■ Stated problem ■
How many of the lines below hold the word "Твинк"? Answer only with the number.

═══

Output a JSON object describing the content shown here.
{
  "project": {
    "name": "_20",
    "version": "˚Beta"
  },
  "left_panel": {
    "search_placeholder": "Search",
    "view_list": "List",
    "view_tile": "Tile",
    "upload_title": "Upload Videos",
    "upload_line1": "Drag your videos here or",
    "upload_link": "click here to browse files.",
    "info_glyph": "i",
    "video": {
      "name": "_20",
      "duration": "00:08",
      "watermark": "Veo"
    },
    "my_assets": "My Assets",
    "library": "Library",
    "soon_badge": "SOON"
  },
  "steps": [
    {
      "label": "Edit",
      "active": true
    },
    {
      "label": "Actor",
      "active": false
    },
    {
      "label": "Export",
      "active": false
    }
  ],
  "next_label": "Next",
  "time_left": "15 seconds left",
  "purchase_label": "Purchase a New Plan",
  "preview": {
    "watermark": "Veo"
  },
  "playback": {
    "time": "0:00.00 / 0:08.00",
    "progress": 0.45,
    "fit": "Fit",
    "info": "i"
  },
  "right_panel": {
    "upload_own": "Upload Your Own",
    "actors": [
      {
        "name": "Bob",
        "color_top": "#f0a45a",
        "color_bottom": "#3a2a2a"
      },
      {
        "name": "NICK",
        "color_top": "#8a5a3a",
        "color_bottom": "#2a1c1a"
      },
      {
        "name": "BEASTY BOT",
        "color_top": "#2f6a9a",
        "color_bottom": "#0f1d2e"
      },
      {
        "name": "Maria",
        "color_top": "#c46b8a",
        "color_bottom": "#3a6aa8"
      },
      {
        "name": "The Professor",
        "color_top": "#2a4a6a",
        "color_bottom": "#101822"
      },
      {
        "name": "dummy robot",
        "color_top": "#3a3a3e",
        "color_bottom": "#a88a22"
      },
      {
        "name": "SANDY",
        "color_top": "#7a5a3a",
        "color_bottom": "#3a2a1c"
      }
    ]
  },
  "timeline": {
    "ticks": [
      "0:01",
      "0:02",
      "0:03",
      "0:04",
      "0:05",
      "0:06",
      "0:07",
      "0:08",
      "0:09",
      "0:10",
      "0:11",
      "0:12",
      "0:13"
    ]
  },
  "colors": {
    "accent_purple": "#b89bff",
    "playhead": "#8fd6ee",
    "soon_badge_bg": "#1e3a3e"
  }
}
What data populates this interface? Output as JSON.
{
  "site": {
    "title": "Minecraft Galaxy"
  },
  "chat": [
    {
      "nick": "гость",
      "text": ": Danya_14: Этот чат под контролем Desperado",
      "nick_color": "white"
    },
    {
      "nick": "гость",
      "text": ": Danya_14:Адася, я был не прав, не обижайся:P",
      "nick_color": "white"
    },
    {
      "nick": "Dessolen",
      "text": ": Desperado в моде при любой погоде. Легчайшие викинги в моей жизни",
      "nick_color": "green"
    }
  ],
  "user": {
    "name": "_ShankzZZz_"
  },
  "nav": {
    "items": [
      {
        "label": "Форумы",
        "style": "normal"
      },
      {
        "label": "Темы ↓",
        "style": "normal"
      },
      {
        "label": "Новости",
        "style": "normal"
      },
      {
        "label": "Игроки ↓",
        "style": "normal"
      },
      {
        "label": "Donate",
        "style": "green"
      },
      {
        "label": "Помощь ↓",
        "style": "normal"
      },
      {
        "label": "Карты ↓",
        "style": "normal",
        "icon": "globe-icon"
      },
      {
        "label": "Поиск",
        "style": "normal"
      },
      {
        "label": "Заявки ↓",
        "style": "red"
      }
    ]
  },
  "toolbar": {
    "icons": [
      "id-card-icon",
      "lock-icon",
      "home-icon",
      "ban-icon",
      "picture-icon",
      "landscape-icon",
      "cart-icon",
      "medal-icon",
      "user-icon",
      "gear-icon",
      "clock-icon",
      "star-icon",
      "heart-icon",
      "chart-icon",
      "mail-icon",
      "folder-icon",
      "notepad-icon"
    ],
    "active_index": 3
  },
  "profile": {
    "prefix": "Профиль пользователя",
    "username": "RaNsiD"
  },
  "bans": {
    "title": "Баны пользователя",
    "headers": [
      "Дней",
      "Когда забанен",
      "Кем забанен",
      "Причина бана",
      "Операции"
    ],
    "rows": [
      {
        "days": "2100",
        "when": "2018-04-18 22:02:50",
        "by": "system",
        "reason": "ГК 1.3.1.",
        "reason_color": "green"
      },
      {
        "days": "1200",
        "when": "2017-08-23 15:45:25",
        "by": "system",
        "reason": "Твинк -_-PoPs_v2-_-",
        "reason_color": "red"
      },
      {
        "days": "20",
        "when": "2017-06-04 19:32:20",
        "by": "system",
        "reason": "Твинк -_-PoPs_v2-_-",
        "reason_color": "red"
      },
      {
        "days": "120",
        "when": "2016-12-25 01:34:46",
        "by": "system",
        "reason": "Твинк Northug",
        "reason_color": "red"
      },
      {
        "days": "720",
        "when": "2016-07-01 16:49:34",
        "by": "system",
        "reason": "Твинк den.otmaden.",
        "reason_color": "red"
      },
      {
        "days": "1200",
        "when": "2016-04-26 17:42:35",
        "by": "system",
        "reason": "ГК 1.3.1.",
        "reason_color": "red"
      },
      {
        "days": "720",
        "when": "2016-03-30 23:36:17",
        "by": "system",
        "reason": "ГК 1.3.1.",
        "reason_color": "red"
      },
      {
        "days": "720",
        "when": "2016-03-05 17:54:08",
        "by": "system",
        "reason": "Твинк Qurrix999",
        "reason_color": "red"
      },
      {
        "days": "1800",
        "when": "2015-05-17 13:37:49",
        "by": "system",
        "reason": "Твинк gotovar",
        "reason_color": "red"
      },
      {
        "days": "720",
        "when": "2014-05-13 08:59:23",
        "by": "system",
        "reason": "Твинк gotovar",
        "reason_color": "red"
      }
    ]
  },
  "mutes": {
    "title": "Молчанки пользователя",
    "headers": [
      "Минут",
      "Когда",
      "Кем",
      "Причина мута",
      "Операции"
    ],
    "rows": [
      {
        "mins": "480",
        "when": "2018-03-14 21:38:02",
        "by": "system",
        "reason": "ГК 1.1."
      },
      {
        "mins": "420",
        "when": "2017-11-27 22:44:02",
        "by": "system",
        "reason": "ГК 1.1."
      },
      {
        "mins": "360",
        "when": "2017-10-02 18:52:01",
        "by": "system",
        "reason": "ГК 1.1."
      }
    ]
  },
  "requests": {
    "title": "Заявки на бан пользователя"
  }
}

═══

■ The result ■
7